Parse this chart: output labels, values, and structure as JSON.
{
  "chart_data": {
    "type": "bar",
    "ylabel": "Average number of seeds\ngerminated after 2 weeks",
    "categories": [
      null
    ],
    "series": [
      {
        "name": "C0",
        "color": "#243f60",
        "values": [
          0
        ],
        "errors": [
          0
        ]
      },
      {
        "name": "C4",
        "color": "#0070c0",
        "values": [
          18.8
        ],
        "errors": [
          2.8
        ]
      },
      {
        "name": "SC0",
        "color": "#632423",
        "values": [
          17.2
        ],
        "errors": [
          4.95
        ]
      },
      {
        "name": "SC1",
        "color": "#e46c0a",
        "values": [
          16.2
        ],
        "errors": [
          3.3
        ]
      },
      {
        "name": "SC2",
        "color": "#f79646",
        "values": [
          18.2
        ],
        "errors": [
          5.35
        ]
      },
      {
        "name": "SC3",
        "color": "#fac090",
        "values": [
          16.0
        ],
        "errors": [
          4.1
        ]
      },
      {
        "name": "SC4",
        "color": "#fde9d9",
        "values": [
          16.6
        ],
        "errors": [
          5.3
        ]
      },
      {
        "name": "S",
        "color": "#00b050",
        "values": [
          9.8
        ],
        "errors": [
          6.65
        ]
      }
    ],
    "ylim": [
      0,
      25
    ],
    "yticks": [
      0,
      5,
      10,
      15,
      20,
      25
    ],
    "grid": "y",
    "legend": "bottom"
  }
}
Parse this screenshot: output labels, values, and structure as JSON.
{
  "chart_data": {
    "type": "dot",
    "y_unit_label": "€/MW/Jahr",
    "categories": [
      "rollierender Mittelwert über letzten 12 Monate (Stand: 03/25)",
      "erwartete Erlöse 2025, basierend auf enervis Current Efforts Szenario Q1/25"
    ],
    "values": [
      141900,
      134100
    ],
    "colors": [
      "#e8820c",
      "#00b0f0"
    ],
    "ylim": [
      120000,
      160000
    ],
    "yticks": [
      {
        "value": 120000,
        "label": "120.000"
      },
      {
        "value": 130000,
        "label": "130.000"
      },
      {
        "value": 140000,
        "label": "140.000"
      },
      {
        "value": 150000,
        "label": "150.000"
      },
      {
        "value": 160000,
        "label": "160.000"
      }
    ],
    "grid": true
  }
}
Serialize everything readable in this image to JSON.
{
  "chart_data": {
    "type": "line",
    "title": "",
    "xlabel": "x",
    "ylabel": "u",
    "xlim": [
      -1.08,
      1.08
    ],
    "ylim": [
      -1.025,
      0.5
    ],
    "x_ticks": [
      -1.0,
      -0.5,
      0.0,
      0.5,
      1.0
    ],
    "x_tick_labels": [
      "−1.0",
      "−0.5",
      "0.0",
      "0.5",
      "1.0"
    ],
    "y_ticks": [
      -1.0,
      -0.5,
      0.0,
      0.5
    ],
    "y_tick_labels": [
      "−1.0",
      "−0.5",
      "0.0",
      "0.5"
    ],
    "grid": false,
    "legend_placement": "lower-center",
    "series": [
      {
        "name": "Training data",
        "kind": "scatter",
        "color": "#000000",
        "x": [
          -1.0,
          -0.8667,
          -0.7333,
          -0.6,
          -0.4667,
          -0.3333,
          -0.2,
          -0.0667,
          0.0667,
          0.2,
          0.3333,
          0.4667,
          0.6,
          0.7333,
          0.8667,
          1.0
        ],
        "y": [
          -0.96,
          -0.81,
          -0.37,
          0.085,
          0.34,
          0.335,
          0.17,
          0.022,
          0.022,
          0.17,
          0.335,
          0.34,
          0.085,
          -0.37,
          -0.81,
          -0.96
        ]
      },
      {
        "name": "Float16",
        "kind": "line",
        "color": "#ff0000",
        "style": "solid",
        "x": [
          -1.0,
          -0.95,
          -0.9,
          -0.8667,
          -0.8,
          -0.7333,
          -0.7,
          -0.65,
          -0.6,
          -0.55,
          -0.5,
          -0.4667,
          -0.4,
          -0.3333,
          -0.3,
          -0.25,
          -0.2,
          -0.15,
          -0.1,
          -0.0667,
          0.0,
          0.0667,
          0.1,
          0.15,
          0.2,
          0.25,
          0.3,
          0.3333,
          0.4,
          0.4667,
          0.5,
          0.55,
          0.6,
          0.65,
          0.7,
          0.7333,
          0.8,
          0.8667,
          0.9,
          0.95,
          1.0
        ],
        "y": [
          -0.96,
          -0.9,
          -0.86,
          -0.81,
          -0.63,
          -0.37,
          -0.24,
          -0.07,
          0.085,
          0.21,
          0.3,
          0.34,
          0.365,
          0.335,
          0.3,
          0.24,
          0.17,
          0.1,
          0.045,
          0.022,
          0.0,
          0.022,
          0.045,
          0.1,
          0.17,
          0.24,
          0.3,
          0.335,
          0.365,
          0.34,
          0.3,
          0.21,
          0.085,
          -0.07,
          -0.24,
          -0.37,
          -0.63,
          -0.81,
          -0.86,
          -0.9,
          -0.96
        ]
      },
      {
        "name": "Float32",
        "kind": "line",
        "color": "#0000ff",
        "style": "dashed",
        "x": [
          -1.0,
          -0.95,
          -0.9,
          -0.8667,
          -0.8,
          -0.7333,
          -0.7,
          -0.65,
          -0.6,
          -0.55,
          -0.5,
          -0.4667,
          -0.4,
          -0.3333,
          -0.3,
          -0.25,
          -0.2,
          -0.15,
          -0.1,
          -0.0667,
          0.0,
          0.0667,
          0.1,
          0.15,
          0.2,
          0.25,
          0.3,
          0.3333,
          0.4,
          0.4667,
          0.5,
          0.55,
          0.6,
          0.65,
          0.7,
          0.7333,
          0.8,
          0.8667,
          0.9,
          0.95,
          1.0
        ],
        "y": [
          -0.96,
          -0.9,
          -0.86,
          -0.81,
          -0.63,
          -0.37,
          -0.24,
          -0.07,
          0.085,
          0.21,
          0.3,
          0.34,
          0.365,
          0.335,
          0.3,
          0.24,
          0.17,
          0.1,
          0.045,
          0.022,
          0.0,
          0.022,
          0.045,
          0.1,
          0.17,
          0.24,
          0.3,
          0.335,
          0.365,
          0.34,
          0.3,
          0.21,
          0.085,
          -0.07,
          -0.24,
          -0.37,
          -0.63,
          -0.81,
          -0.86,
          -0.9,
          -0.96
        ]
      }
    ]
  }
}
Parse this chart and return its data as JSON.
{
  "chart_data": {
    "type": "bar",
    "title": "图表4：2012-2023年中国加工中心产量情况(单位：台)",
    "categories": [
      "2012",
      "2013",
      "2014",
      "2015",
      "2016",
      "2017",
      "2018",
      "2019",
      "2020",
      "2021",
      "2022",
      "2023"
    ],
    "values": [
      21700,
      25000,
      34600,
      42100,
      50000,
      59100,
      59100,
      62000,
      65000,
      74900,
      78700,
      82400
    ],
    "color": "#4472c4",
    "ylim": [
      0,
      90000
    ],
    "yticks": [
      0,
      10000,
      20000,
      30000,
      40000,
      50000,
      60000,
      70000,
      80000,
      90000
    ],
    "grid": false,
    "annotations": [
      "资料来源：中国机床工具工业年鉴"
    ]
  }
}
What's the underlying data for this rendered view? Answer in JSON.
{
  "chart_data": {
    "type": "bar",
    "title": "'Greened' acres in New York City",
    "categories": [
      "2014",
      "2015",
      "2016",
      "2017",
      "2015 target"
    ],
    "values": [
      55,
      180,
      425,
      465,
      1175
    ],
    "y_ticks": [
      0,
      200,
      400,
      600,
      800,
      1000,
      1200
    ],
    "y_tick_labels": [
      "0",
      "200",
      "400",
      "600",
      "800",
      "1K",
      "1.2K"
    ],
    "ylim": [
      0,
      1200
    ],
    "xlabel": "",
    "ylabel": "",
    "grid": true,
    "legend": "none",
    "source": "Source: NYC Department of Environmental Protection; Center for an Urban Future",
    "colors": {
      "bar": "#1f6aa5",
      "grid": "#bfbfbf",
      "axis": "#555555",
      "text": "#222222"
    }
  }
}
--------------------------------------------------
Work required →
Search the listing for the word "this" and return each line that holds it.

Expected answer →
Parse this chart: output labels, values, and structure as JSON.
Parse this screenshot: output labels, values, and structure as JSON.
Serialize everything readable in this image to JSON.
Parse this chart and return its data as JSON.
What's the underlying data for this rendered view? Answer in JSON.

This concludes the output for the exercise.